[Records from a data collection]
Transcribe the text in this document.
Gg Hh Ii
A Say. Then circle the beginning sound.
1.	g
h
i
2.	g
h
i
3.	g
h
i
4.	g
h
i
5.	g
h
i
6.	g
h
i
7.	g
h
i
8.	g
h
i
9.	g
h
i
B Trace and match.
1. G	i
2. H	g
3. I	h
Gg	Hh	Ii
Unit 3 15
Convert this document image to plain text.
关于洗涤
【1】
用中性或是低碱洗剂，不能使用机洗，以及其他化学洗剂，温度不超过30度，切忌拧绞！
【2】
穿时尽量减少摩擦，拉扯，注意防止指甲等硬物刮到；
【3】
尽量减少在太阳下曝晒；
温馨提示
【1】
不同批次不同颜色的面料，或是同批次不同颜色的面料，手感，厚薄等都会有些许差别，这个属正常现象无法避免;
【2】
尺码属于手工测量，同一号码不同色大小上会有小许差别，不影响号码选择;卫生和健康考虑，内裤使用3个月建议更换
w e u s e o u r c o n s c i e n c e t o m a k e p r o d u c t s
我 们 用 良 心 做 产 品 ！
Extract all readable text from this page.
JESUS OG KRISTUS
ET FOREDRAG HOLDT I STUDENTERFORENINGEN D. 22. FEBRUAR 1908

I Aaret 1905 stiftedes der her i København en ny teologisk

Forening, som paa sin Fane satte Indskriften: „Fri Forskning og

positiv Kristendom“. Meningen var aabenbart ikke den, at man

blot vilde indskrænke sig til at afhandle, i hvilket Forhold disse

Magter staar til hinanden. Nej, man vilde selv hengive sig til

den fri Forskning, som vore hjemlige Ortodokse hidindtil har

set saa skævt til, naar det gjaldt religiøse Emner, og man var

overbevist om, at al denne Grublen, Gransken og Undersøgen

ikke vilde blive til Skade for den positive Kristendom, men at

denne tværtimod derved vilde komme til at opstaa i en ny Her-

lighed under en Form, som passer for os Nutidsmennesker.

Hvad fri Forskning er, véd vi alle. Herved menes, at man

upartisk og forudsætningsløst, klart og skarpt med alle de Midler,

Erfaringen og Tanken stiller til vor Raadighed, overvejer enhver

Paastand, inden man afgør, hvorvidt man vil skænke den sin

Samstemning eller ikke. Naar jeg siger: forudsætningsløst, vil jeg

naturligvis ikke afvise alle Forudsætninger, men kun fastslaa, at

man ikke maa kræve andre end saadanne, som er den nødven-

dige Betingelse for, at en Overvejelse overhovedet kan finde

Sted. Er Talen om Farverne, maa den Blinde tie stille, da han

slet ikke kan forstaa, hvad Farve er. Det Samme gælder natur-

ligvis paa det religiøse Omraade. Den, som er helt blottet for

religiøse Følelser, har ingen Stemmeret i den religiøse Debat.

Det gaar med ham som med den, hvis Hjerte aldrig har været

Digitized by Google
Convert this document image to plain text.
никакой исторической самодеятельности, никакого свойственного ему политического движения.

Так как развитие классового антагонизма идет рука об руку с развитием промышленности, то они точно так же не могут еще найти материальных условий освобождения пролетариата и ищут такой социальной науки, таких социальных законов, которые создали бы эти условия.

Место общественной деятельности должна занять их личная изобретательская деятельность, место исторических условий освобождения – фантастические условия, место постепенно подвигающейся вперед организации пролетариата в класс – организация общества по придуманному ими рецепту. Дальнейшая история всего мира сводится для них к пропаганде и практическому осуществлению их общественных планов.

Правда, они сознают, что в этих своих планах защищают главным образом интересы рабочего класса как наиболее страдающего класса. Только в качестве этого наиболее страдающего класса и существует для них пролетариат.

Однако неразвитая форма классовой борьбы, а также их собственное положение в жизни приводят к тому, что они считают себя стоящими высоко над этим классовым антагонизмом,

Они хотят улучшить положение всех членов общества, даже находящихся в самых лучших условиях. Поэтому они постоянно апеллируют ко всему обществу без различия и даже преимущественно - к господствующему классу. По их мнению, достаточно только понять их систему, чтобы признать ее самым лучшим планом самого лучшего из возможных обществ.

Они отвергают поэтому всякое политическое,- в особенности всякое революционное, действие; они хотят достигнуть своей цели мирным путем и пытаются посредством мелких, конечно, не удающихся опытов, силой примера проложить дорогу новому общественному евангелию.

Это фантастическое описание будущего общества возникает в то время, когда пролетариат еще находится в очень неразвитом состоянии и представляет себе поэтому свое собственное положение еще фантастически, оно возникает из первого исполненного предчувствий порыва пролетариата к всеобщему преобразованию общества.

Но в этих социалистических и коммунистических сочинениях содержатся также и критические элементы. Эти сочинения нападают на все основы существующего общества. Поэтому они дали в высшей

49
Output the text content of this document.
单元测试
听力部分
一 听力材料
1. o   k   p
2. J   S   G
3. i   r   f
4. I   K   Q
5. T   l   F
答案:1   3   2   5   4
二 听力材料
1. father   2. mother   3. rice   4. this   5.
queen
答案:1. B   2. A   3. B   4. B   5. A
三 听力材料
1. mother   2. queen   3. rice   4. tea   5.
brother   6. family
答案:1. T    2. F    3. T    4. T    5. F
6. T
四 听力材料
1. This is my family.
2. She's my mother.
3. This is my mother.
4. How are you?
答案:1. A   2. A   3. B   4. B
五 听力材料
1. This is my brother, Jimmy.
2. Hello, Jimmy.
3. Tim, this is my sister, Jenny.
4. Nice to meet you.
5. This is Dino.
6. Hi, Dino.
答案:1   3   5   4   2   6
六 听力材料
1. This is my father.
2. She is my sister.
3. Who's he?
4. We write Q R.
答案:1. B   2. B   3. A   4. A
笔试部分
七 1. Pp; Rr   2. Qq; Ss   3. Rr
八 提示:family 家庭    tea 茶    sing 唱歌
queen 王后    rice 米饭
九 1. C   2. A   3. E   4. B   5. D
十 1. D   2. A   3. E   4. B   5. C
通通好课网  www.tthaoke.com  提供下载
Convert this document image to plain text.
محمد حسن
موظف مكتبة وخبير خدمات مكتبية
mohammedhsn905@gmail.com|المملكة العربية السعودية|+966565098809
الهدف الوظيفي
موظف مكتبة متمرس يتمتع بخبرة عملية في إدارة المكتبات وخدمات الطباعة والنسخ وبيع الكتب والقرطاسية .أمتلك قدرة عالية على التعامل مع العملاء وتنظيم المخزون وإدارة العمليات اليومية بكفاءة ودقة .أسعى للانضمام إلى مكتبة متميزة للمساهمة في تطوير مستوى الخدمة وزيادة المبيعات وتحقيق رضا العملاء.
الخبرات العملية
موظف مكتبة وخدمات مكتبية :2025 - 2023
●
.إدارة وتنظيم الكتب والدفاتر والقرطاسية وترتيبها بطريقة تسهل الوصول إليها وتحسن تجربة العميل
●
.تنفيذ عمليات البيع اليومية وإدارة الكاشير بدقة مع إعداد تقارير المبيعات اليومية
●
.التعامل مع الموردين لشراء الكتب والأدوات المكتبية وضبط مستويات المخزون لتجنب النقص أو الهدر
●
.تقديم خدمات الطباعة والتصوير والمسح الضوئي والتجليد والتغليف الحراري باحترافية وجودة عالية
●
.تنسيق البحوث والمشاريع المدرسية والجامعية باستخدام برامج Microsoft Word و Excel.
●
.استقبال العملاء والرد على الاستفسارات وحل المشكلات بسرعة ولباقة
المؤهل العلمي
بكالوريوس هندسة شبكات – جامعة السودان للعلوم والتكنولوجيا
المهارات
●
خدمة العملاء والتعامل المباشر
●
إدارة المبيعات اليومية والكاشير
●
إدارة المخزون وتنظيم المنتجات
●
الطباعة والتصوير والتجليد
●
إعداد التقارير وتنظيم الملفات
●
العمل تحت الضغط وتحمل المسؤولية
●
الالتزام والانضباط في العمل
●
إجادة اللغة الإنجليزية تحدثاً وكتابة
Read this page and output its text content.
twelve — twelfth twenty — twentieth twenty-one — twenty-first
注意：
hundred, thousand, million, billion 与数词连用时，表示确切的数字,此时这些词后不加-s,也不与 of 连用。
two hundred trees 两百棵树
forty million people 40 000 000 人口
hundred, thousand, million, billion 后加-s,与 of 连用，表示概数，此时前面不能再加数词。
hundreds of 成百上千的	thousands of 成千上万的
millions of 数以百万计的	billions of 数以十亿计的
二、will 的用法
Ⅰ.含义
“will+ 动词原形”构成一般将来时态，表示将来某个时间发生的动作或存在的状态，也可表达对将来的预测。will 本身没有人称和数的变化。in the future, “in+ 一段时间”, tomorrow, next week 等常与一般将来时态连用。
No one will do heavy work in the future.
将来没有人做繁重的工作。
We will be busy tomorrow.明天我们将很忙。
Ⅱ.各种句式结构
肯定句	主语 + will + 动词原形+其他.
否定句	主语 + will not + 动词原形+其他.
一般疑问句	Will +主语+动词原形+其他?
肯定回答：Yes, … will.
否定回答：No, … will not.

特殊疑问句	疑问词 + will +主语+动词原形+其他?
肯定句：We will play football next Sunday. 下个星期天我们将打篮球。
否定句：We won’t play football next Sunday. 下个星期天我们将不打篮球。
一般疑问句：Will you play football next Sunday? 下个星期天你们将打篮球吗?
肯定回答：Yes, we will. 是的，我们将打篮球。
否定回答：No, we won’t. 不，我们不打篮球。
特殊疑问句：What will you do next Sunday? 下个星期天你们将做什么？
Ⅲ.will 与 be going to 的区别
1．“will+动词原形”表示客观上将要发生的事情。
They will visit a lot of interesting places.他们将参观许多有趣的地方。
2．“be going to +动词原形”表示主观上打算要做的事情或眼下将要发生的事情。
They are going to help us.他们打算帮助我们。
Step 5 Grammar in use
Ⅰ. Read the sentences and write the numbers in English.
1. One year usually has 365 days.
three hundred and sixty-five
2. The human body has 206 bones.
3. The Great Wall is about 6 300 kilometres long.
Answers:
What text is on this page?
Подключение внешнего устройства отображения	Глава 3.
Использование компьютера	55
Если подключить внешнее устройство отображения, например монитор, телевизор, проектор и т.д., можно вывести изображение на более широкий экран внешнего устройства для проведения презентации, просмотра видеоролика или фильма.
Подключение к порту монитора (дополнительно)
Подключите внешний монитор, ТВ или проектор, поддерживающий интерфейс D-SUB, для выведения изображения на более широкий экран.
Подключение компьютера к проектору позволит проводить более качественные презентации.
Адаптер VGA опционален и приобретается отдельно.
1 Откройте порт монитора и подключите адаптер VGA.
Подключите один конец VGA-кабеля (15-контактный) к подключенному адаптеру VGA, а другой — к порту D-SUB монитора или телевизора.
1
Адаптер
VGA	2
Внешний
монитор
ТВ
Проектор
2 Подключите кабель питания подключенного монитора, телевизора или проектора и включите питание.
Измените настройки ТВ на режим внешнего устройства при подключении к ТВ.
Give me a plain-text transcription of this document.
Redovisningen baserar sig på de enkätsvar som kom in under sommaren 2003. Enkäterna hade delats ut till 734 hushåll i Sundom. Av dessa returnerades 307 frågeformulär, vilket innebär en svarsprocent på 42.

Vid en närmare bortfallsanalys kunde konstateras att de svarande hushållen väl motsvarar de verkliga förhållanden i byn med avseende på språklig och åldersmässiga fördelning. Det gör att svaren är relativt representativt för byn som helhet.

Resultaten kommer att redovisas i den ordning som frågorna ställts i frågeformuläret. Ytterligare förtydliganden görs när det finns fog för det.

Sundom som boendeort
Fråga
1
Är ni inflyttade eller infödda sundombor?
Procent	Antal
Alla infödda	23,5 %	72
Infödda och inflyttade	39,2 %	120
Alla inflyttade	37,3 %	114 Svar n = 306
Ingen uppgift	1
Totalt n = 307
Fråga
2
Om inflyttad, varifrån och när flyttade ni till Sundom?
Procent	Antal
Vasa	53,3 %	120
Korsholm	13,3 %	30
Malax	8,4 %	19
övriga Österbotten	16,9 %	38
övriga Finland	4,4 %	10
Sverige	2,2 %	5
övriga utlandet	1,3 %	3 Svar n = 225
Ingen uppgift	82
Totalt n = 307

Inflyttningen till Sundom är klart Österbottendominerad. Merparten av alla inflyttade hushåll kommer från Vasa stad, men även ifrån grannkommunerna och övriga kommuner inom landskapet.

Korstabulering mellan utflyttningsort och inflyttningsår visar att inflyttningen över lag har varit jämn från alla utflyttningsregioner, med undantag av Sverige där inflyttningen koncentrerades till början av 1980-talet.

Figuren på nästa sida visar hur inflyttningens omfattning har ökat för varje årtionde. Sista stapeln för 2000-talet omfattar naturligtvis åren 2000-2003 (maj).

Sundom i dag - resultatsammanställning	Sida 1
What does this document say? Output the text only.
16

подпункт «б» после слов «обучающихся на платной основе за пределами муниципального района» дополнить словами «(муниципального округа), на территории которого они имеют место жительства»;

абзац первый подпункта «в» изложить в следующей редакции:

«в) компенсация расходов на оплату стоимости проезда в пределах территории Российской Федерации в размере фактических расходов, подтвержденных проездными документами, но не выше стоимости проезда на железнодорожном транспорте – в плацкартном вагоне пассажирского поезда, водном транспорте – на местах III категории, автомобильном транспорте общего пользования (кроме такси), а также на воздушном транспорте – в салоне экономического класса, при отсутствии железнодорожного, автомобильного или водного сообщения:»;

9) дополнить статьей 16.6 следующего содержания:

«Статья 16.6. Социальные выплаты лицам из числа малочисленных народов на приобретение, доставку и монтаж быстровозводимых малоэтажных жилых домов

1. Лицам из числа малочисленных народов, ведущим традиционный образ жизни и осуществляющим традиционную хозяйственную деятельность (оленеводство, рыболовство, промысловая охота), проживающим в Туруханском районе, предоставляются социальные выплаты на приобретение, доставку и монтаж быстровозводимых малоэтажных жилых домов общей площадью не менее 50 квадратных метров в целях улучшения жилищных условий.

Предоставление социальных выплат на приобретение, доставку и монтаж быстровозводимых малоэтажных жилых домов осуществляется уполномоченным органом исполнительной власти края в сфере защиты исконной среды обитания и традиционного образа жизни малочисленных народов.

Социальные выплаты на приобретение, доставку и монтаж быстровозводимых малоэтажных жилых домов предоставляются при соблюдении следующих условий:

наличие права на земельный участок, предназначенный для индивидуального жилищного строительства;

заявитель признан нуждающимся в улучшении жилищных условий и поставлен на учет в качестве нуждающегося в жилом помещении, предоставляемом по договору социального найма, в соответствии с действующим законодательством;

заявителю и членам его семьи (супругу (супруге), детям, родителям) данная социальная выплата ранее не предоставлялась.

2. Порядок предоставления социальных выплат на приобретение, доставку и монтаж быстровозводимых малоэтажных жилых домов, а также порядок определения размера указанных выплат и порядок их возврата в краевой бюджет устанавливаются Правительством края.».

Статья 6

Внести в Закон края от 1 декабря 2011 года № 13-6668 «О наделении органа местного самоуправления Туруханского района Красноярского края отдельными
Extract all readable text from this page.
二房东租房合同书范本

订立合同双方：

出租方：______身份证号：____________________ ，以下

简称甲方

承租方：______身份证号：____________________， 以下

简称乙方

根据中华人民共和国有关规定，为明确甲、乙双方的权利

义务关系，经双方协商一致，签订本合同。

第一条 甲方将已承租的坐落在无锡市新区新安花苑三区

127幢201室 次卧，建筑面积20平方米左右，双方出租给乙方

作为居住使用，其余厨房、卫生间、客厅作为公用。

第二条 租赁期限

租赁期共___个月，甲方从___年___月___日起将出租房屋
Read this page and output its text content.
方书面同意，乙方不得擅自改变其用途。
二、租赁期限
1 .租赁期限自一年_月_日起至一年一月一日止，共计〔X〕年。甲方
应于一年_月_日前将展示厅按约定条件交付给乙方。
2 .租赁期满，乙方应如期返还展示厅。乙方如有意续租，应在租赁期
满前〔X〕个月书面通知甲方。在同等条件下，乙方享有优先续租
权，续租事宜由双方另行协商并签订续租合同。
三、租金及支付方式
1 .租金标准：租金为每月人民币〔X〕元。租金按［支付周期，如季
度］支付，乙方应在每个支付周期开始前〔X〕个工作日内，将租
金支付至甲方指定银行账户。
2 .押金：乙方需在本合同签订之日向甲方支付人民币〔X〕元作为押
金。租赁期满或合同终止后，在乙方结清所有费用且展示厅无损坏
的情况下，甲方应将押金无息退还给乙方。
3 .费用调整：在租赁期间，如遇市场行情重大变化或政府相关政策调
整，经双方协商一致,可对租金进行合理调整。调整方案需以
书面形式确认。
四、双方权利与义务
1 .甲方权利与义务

## WHAT YOU ARE ASKED TO DO
Reproduce each line of the material containing the word "والتجليد".

## FINAL RESULT
.تقديم خدمات الطباعة والتصوير والمسح الضوئي والتجليد والتغليف الحراري باحترافية وجودة عالية
الطباعة والتصوير والتجليد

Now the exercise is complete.